■ Problem description ■
Skip all pictures, then print the remaining material exactly.

■ Dataset extract ■
[Start]

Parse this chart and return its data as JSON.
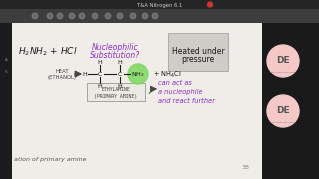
{
  "title_text": "T&A Nitrogen 6.1",
  "main_bg": "#e8e5e0",
  "content_bg": "#f0ede8",
  "right_panel_color": "#1a1a1a",
  "top_bar_color": "#252525",
  "second_bar_color": "#3d3d3d",
  "heated_box_color": "#d0cdc8",
  "heated_text": "Heated under\npressure",
  "de_color": "#f5c8c8",
  "de_text_color": "#555555",
  "purple_color": "#8b2fc0",
  "green_highlight": "#7dd860",
  "dark_text": "#1a1a1a",
  "mid_text": "#444444",
  "bottom_text": "ation of primary amine",
  "page_num": "38"
}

[End]

■ Solution to this task ■
Parse this chart and return its data as JSON.
{
  "title_text": "T&A Nitrogen 6.1",
  "main_bg": "#e8e5e0",
  "content_bg": "#f0ede8",
  "right_panel_color": "#1a1a1a",
  "top_bar_color": "#252525",
  "second_bar_color": "#3d3d3d",
  "heated_box_color": "#d0cdc8",
  "heated_text": "Heated under\npressure",
  "de_color": "#f5c8c8",
  "de_text_color": "#555555",
  "purple_color": "#8b2fc0",
  "green_highlight": "#7dd860",
  "dark_text": "#1a1a1a",
  "mid_text": "#444444",
  "bottom_text": "ation of primary amine",
  "page_num": "38"
}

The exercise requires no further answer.